[begin Task input]

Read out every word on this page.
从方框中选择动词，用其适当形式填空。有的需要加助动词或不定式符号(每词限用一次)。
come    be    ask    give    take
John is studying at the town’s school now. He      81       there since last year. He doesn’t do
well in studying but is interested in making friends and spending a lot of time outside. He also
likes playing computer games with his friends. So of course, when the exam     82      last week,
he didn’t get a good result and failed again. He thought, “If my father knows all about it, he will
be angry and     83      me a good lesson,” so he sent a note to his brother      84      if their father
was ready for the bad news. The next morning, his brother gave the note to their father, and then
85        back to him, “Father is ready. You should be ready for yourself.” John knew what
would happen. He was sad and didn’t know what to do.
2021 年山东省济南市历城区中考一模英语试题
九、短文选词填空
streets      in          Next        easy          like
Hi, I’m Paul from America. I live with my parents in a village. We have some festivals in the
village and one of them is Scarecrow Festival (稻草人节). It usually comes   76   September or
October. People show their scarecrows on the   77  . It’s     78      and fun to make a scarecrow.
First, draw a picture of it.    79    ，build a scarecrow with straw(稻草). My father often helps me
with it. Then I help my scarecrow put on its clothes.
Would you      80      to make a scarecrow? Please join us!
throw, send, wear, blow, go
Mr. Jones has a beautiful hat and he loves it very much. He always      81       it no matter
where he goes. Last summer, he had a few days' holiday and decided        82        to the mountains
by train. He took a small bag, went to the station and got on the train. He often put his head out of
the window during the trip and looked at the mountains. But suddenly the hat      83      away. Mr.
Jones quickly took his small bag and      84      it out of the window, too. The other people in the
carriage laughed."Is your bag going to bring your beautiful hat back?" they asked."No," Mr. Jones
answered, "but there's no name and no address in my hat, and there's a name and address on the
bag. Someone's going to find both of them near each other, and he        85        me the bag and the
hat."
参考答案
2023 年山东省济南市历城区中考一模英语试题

[end Task input]

Task:
Only the number is wanted: how many lines in the data include the string "often"?

Exercise output:
2